■ **ARTIKEL**:
■ ■ ■ ■ ■ ■ ■

Zu den erforderlichen Elementarkenntnissen und -fertigkeiten, die sich der junge Künstler aneignen muß, gehört die genaue Kenntnis der menschlichen Proportion. Nur deren differenzierte Beherrschung befähigt ihn späterhin die Differenzen in der Darstellung unterschiedlichen Geschlechts, Alters und Charakters angemessen leisten zu können.

Nach der herrschenden Temperamentenlehre - als der medizintheoretischen Basis zum Verständnis des Verhältnisses von Leib und Seele - ist der individuelle Charakter abhängig von den Mischungsverhältnissen der für das Temperament verantwortlichen Säfte. Das proportionale Verhältnis dieser Mischung bestimmt zugleich auch seine äußere Gestalt. Insofern ist die Kenntnis von der Proportion des Äußeren zugleich eine Kenntnis zur Gestaltung von unterschiedlichen Charakteren.
Von besonderem Interesse ist nun die im 4. Teil abgedruckte geometrische Konstruktionsanweisung des jüngeren Preisslers [1757], die eine lineare Zunahme der Größe durch das Wachstum unterstellt. In diesem Blatt sind diejenigen Altersstufen nebeneinandergestellt, die in der herkömmlichen Ikonographie eine besondere Rolle spielten. Vom Putto - dem etwa zweijährigen Kind - bis zum voll Ausgewachsenen - etwa 24jährigen Mann - kann der Zeichner so jede beliebige Zwischenstufe abmessend herausgreifen.

■ ■ ■ ■ ■ ■ ■

■ **MATERIALAUSZÜGE**:
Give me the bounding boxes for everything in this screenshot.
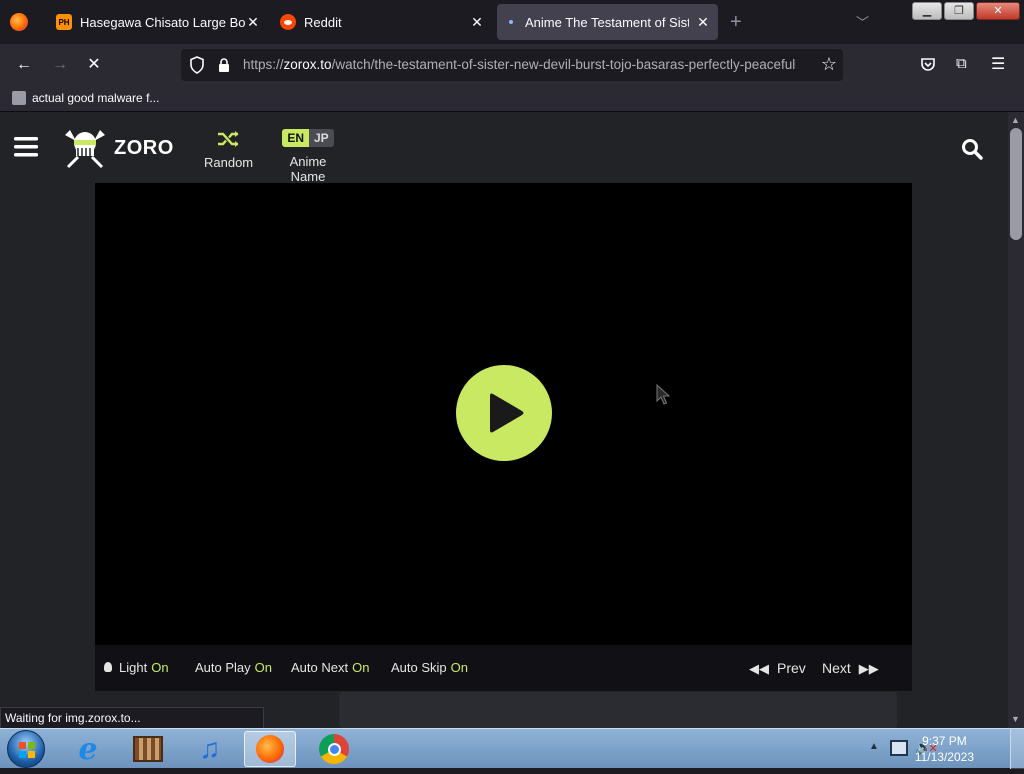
- page-scrollbar[interactable]: ▲ ▼: [1008, 112, 1024, 728]
- hamburger-menu-icon[interactable]: [14, 136, 38, 158]
- close-tab-icon[interactable]: ✕: [694, 13, 712, 31]
- play-button[interactable]: [456, 365, 552, 461]
- bookmark-item[interactable]: actual good malware f...: [12, 91, 159, 105]
- lang-en-option[interactable]: EN: [282, 129, 309, 147]
- zoro-logo-icon[interactable]: [64, 127, 106, 169]
- firefox-menu-icon[interactable]: [10, 13, 28, 31]
- windows-taskbar: e ♫ ▲ 🔈✕ 9:37 PM 11/13/2023: [0, 728, 1024, 769]
- shield-icon[interactable]: [189, 56, 205, 74]
- scroll-up-icon[interactable]: ▲: [1011, 115, 1020, 125]
- fast-forward-icon: ▶▶: [858, 661, 879, 676]
- media-center-icon[interactable]: [122, 731, 174, 767]
- close-window-button[interactable]: ✕: [976, 2, 1020, 20]
- light-toggle[interactable]: Light On: [104, 660, 169, 675]
- tab-reddit[interactable]: Reddit ✕: [272, 4, 492, 40]
- scrollbar-thumb[interactable]: [1010, 128, 1022, 240]
- autoskip-toggle[interactable]: Auto Skip On: [391, 660, 468, 675]
- player-controls-bar: Light On Auto Play On Auto Next On Auto Ski…: [95, 645, 912, 691]
- random-label: Random: [204, 155, 254, 170]
- extensions-icon[interactable]: ⧉: [956, 55, 974, 73]
- show-hidden-icons-icon[interactable]: ▲: [869, 741, 879, 752]
- lang-jp-option[interactable]: JP: [308, 129, 334, 147]
- close-tab-icon[interactable]: ✕: [468, 13, 486, 31]
- tab-zoro-active[interactable]: Anime The Testament of Sister New Devil …: [497, 4, 718, 40]
- pornhub-favicon-icon: PH: [56, 14, 72, 30]
- bookmarks-toolbar: actual good malware f...: [0, 86, 1024, 112]
- rewind-icon: ◀◀: [749, 661, 769, 676]
- tab-title: Anime The Testament of Sister New Devil: [525, 14, 689, 30]
- maximize-button[interactable]: ❐: [944, 2, 974, 20]
- autonext-toggle[interactable]: Auto Next On: [291, 660, 369, 675]
- pocket-icon[interactable]: [920, 56, 936, 72]
- show-desktop-button[interactable]: [1010, 729, 1024, 769]
- tab-pornhub[interactable]: PH Hasegawa Chisato Large Boobs ✕: [46, 4, 268, 40]
- minimize-button[interactable]: ▁: [912, 2, 942, 20]
- itunes-icon[interactable]: ♫: [184, 731, 236, 767]
- taskbar-clock[interactable]: 9:37 PM 11/13/2023: [915, 733, 974, 765]
- tab-bar: PH Hasegawa Chisato Large Boobs ✕ Reddit…: [0, 0, 1024, 44]
- play-icon: [490, 393, 524, 433]
- status-bar: Waiting for img.zorox.to...: [0, 707, 264, 729]
- scroll-down-icon[interactable]: ▼: [1011, 714, 1020, 724]
- lock-icon[interactable]: [217, 57, 231, 73]
- anime-name-lang-toggle[interactable]: EN JP Anime Name: [271, 129, 345, 184]
- reddit-favicon-icon: [280, 14, 296, 30]
- app-menu-icon[interactable]: ☰: [991, 54, 1009, 73]
- tab-title: Reddit: [304, 14, 342, 30]
- web-page: ZORO Random EN JP Anime Name Light On Au…: [0, 112, 1008, 728]
- site-logo-text[interactable]: ZORO: [114, 137, 174, 160]
- bookmark-star-icon[interactable]: ☆: [821, 54, 837, 75]
- bookmark-label: actual good malware f...: [32, 91, 160, 105]
- search-icon[interactable]: [961, 138, 983, 160]
- random-link[interactable]: Random: [204, 130, 254, 170]
- bulb-icon: [104, 662, 112, 672]
- language-switch[interactable]: EN JP: [282, 129, 334, 147]
- loading-dot-icon: [509, 20, 513, 24]
- new-tab-button[interactable]: +: [730, 10, 750, 34]
- forward-arrow-icon[interactable]: →: [46, 53, 74, 77]
- url-bar[interactable]: https://zorox.to/watch/the-testament-of-…: [181, 49, 843, 81]
- mouse-cursor-icon: [656, 383, 672, 406]
- internet-explorer-icon[interactable]: e: [62, 731, 114, 767]
- close-tab-icon[interactable]: ✕: [244, 13, 262, 31]
- network-icon[interactable]: [890, 740, 908, 756]
- bookmark-favicon-icon: [12, 91, 26, 105]
- back-arrow-icon[interactable]: ←: [10, 53, 38, 77]
- navigation-toolbar: ← → ✕ https://zorox.to/watch/the-testame…: [0, 44, 1024, 86]
- clock-time: 9:37 PM: [922, 734, 967, 748]
- start-orb-icon[interactable]: [7, 730, 45, 768]
- firefox-icon[interactable]: [244, 731, 296, 767]
- next-episode-button[interactable]: Next ▶▶: [822, 660, 879, 677]
- window-controls: ▁ ❐ ✕: [912, 2, 1020, 20]
- url-text[interactable]: https://zorox.to/watch/the-testament-of-…: [243, 57, 809, 72]
- shuffle-icon: [204, 130, 252, 148]
- anime-name-label: Anime Name: [289, 154, 327, 184]
- autoplay-toggle[interactable]: Auto Play On: [195, 660, 272, 675]
- tab-title: Hasegawa Chisato Large Boobs: [80, 14, 246, 30]
- prev-episode-button[interactable]: ◀◀ Prev: [749, 660, 806, 677]
- episode-panel: [339, 692, 897, 728]
- video-player[interactable]: [95, 183, 912, 645]
- list-all-tabs-icon[interactable]: ﹀: [856, 12, 872, 30]
- clock-date: 11/13/2023: [914, 750, 974, 764]
- chrome-icon[interactable]: [308, 731, 360, 767]
- stop-loading-icon[interactable]: ✕: [80, 53, 108, 77]
- site-header: ZORO Random EN JP Anime Name: [0, 112, 1008, 184]
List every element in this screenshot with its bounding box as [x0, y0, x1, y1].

■ ■ ■ ■ ■ ■ ■

■ **AUFGABENSTELLUNG**: Tausche im Artikel von "Nach der herrschenden" bis "von unterschiedlichen Charakteren." das Wort "Temperamentenlehre" gegen "Säftelehre" und gib den Abschnitt so wieder.

■ **ANTWORT**:
Nach der herrschenden Säftelehre - als der medizintheoretischen Basis zum Verständnis des Verhältnisses von Leib und Seele - ist der individuelle Charakter abhängig von den Mischungsverhältnissen der für das Temperament verantwortlichen Säfte. Das proportionale Verhältnis dieser Mischung bestimmt zugleich auch seine äußere Gestalt. Insofern ist die Kenntnis von der Proportion des Äußeren zugleich eine Kenntnis zur Gestaltung von unterschiedlichen Charakteren.